SET PROBLEM — Repeat the whole listing exactly as written.

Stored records

────────────────────

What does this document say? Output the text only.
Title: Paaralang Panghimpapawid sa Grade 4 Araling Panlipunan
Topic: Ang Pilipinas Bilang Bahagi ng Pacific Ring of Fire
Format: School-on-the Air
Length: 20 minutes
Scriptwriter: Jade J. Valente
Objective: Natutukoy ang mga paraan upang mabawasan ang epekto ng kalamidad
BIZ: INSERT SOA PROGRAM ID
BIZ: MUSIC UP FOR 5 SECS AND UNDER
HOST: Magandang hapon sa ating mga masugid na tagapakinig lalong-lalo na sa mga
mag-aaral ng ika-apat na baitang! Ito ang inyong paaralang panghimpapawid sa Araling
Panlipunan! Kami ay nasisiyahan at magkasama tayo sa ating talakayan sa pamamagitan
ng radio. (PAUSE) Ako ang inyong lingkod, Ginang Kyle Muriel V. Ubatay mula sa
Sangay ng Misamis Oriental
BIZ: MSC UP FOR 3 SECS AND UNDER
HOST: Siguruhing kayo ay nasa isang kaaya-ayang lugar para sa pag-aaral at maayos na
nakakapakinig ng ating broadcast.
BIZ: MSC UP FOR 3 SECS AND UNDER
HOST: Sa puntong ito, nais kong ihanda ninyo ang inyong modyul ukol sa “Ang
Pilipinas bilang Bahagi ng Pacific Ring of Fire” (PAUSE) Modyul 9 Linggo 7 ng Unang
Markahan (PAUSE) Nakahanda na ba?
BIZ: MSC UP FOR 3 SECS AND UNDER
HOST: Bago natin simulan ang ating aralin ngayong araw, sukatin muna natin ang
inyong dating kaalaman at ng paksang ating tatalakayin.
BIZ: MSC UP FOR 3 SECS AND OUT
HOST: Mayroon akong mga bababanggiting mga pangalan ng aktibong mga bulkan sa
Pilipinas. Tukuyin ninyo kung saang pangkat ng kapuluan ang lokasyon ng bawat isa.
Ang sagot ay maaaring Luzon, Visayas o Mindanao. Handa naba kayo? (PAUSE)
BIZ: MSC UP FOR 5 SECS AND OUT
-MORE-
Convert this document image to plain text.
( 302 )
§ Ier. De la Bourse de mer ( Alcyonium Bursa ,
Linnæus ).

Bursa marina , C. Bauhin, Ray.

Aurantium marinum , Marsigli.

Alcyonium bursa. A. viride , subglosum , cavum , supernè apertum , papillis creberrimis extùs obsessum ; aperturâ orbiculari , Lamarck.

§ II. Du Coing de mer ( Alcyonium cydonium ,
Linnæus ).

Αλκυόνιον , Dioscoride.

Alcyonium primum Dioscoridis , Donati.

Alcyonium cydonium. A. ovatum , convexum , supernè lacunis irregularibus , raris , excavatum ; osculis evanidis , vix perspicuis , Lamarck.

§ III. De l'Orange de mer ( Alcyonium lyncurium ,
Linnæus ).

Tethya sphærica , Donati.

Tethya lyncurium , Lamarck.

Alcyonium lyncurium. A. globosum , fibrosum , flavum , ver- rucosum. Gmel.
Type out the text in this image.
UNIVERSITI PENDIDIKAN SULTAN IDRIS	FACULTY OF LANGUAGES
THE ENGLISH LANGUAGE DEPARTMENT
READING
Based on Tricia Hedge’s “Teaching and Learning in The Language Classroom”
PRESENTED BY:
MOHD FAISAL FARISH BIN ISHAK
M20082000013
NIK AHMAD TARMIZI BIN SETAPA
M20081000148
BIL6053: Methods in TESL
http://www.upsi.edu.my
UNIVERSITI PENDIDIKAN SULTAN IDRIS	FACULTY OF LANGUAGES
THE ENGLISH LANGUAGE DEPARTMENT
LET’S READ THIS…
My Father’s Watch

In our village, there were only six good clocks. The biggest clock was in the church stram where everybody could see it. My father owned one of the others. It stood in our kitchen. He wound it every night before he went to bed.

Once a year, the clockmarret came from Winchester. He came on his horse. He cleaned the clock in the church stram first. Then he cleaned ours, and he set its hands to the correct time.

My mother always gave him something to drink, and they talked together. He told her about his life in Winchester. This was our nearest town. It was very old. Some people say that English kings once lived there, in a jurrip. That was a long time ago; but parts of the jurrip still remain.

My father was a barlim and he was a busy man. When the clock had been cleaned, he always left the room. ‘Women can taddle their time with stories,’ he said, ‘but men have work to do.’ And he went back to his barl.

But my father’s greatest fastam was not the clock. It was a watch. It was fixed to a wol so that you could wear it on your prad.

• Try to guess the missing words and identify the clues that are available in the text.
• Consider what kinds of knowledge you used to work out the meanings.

────────────────────

EXERCISE RESULT —
What does this document say? Output the text only.
Title: Paaralang Panghimpapawid sa Grade 4 Araling Panlipunan
Topic: Ang Pilipinas Bilang Bahagi ng Pacific Ring of Fire
Format: School-on-the Air
Length: 20 minutes
Scriptwriter: Jade J. Valente
Objective: Natutukoy ang mga paraan upang mabawasan ang epekto ng kalamidad
BIZ: INSERT SOA PROGRAM ID
BIZ: MUSIC UP FOR 5 SECS AND UNDER
HOST: Magandang hapon sa ating mga masugid na tagapakinig lalong-lalo na sa mga
mag-aaral ng ika-apat na baitang! Ito ang inyong paaralang panghimpapawid sa Araling
Panlipunan! Kami ay nasisiyahan at magkasama tayo sa ating talakayan sa pamamagitan
ng radio. (PAUSE) Ako ang inyong lingkod, Ginang Kyle Muriel V. Ubatay mula sa
Sangay ng Misamis Oriental
BIZ: MSC UP FOR 3 SECS AND UNDER
HOST: Siguruhing kayo ay nasa isang kaaya-ayang lugar para sa pag-aaral at maayos na
nakakapakinig ng ating broadcast.
BIZ: MSC UP FOR 3 SECS AND UNDER
HOST: Sa puntong ito, nais kong ihanda ninyo ang inyong modyul ukol sa “Ang
Pilipinas bilang Bahagi ng Pacific Ring of Fire” (PAUSE) Modyul 9 Linggo 7 ng Unang
Markahan (PAUSE) Nakahanda na ba?
BIZ: MSC UP FOR 3 SECS AND UNDER
HOST: Bago natin simulan ang ating aralin ngayong araw, sukatin muna natin ang
inyong dating kaalaman at ng paksang ating tatalakayin.
BIZ: MSC UP FOR 3 SECS AND OUT
HOST: Mayroon akong mga bababanggiting mga pangalan ng aktibong mga bulkan sa
Pilipinas. Tukuyin ninyo kung saang pangkat ng kapuluan ang lokasyon ng bawat isa.
Ang sagot ay maaaring Luzon, Visayas o Mindanao. Handa naba kayo? (PAUSE)
BIZ: MSC UP FOR 5 SECS AND OUT
-MORE-
Convert this document image to plain text.
( 302 )
§ Ier. De la Bourse de mer ( Alcyonium Bursa ,
Linnæus ).

Bursa marina , C. Bauhin, Ray.

Aurantium marinum , Marsigli.

Alcyonium bursa. A. viride , subglosum , cavum , supernè apertum , papillis creberrimis extùs obsessum ; aperturâ orbiculari , Lamarck.

§ II. Du Coing de mer ( Alcyonium cydonium ,
Linnæus ).

Αλκυόνιον , Dioscoride.

Alcyonium primum Dioscoridis , Donati.

Alcyonium cydonium. A. ovatum , convexum , supernè lacunis irregularibus , raris , excavatum ; osculis evanidis , vix perspicuis , Lamarck.

§ III. De l'Orange de mer ( Alcyonium lyncurium ,
Linnæus ).

Tethya sphærica , Donati.

Tethya lyncurium , Lamarck.

Alcyonium lyncurium. A. globosum , fibrosum , flavum , ver- rucosum. Gmel.
Type out the text in this image.
UNIVERSITI PENDIDIKAN SULTAN IDRIS	FACULTY OF LANGUAGES
THE ENGLISH LANGUAGE DEPARTMENT
READING
Based on Tricia Hedge’s “Teaching and Learning in The Language Classroom”
PRESENTED BY:
MOHD FAISAL FARISH BIN ISHAK
M20082000013
NIK AHMAD TARMIZI BIN SETAPA
M20081000148
BIL6053: Methods in TESL
http://www.upsi.edu.my
UNIVERSITI PENDIDIKAN SULTAN IDRIS	FACULTY OF LANGUAGES
THE ENGLISH LANGUAGE DEPARTMENT
LET’S READ THIS…
My Father’s Watch

In our village, there were only six good clocks. The biggest clock was in the church stram where everybody could see it. My father owned one of the others. It stood in our kitchen. He wound it every night before he went to bed.

Once a year, the clockmarret came from Winchester. He came on his horse. He cleaned the clock in the church stram first. Then he cleaned ours, and he set its hands to the correct time.

My mother always gave him something to drink, and they talked together. He told her about his life in Winchester. This was our nearest town. It was very old. Some people say that English kings once lived there, in a jurrip. That was a long time ago; but parts of the jurrip still remain.

My father was a barlim and he was a busy man. When the clock had been cleaned, he always left the room. ‘Women can taddle their time with stories,’ he said, ‘but men have work to do.’ And he went back to his barl.

But my father’s greatest fastam was not the clock. It was a watch. It was fixed to a wol so that you could wear it on your prad.

• Try to guess the missing words and identify the clues that are available in the text.
• Consider what kinds of knowledge you used to work out the meanings.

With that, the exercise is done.